PROBLEM REQUIREMENTS ->
Copy out each line of the material in which the word "суток" appears.
**********
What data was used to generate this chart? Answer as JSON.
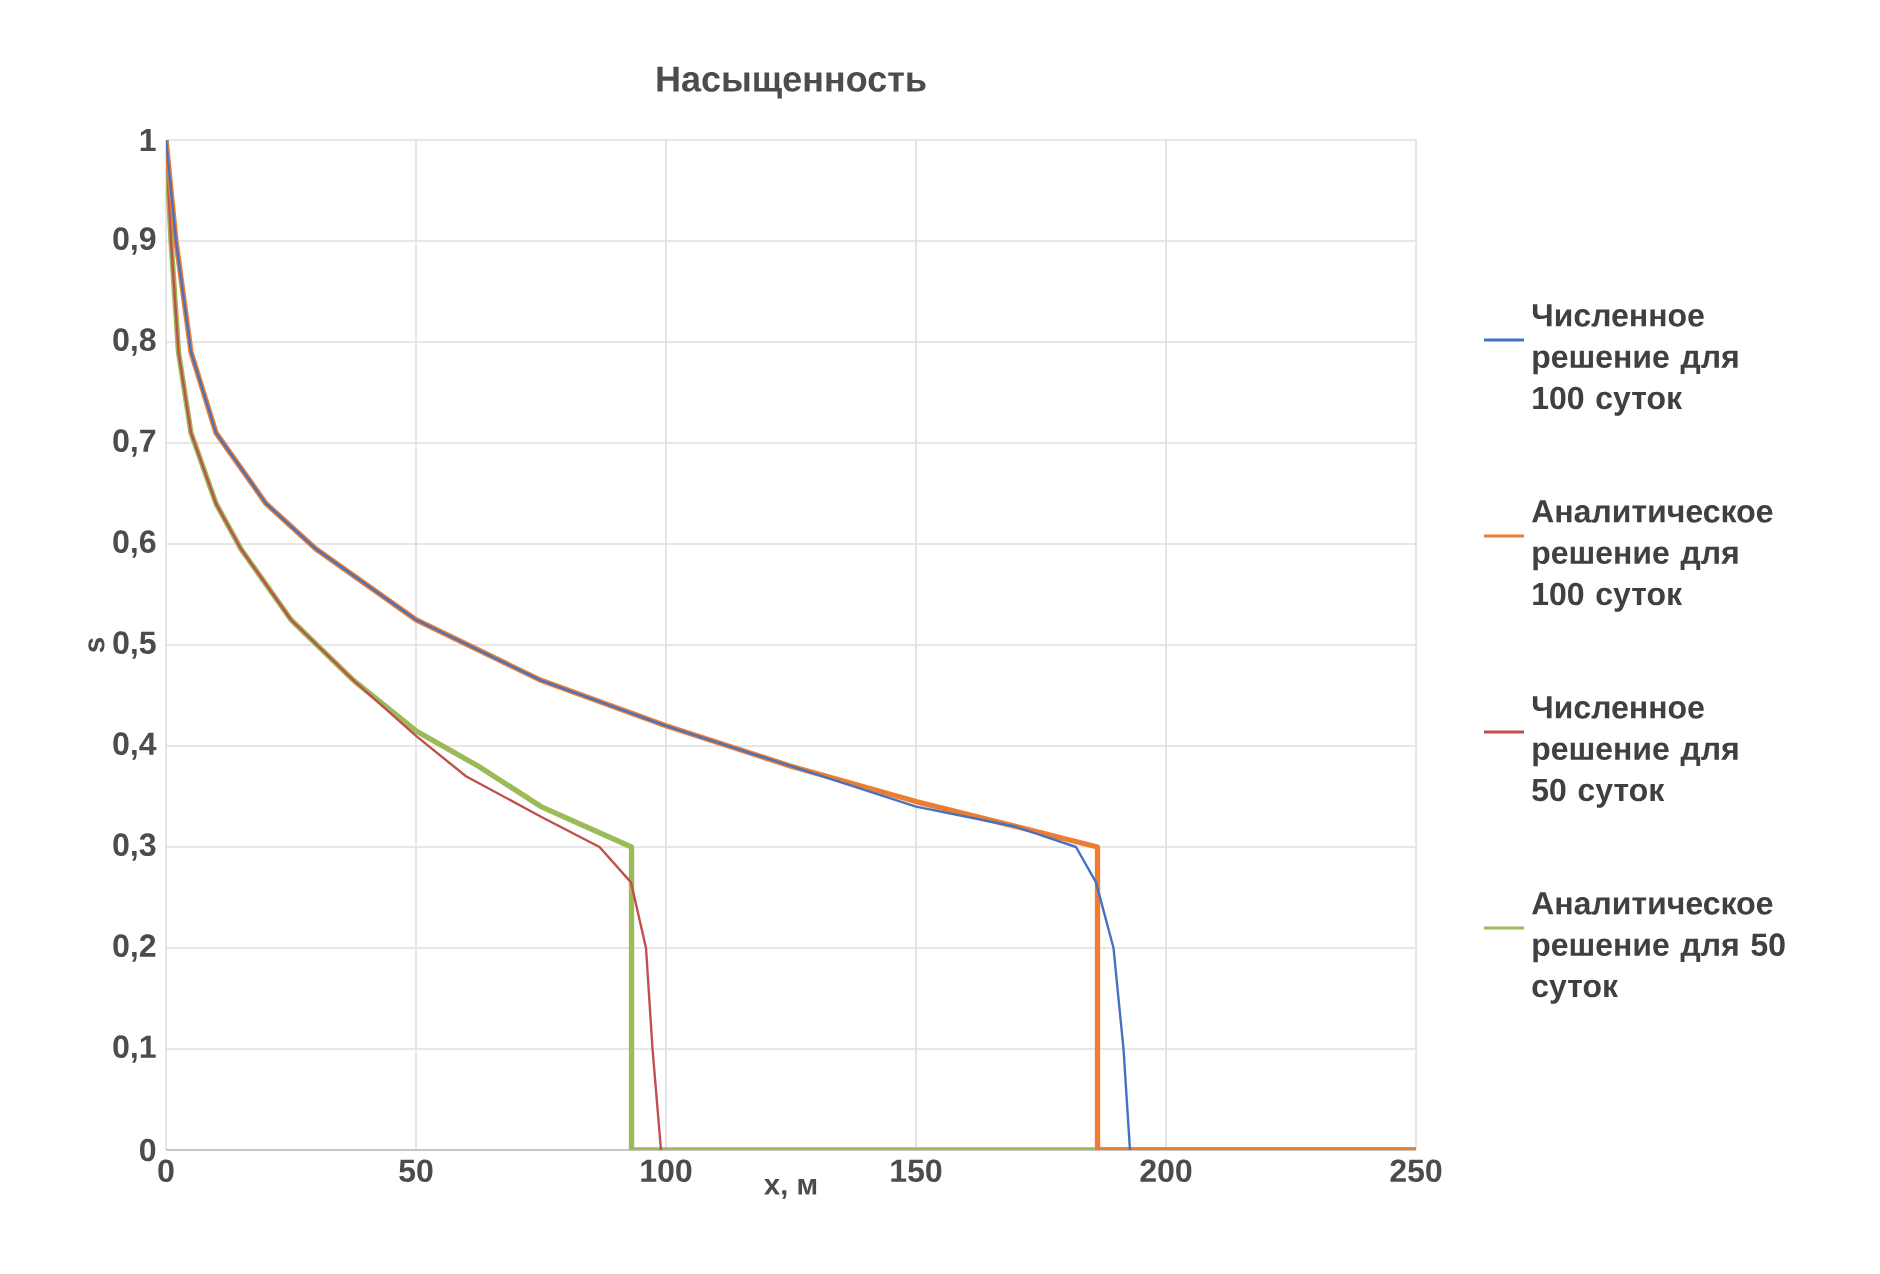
{
  "chart_data": {
    "type": "line",
    "title": "Насыщенность",
    "xlabel": "x, м",
    "ylabel": "s",
    "xlim": [
      0,
      250
    ],
    "xticks": [
      0,
      50,
      100,
      150,
      200,
      250
    ],
    "ylim": [
      0,
      1
    ],
    "yticks": [
      {
        "value": 0,
        "label": "0"
      },
      {
        "value": 0.1,
        "label": "0,1"
      },
      {
        "value": 0.2,
        "label": "0,2"
      },
      {
        "value": 0.3,
        "label": "0,3"
      },
      {
        "value": 0.4,
        "label": "0,4"
      },
      {
        "value": 0.5,
        "label": "0,5"
      },
      {
        "value": 0.6,
        "label": "0,6"
      },
      {
        "value": 0.7,
        "label": "0,7"
      },
      {
        "value": 0.8,
        "label": "0,8"
      },
      {
        "value": 0.9,
        "label": "0,9"
      },
      {
        "value": 1,
        "label": "1"
      }
    ],
    "grid": true,
    "legend": "right",
    "line_style": "solid",
    "series": [
      {
        "name": "Численное решение для 100 суток",
        "color": "#4472c4",
        "x": [
          0,
          2,
          5,
          10,
          20,
          30,
          50,
          75,
          100,
          125,
          150,
          170,
          182,
          186,
          189.5,
          191.5,
          192.8
        ],
        "values": [
          1,
          0.9,
          0.79,
          0.71,
          0.64,
          0.595,
          0.525,
          0.465,
          0.42,
          0.38,
          0.34,
          0.32,
          0.3,
          0.265,
          0.2,
          0.1,
          0
        ]
      },
      {
        "name": "Аналитическое решение для 100 суток",
        "color": "#ed7d31",
        "x": [
          0,
          2,
          5,
          10,
          20,
          30,
          50,
          75,
          100,
          125,
          150,
          186.3,
          186.3,
          250
        ],
        "values": [
          1,
          0.9,
          0.79,
          0.71,
          0.64,
          0.595,
          0.525,
          0.465,
          0.42,
          0.38,
          0.345,
          0.3,
          0,
          0
        ]
      },
      {
        "name": "Численное решение для 50 суток",
        "color": "#c0504d",
        "x": [
          0,
          1,
          2.5,
          5,
          10,
          15,
          25,
          37.5,
          50,
          60,
          75,
          86.7,
          93,
          96,
          97.3,
          99
        ],
        "values": [
          1,
          0.9,
          0.79,
          0.71,
          0.64,
          0.595,
          0.525,
          0.465,
          0.41,
          0.37,
          0.33,
          0.3,
          0.265,
          0.2,
          0.1,
          0
        ]
      },
      {
        "name": "Аналитическое решение для 50 суток",
        "color": "#9bbb59",
        "x": [
          0,
          1,
          2.5,
          5,
          10,
          15,
          25,
          37.5,
          50,
          62.5,
          75,
          93.1,
          93.1,
          250
        ],
        "values": [
          1,
          0.9,
          0.79,
          0.71,
          0.64,
          0.595,
          0.525,
          0.465,
          0.415,
          0.38,
          0.34,
          0.3,
          0,
          0
        ]
      }
    ]
  }
}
**********
EXERCISE OUTPUT ->
        "name": "Численное решение для 100 суток",
        "name": "Аналитическое решение для 100 суток",
        "name": "Численное решение для 50 суток",
        "name": "Аналитическое решение для 50 суток",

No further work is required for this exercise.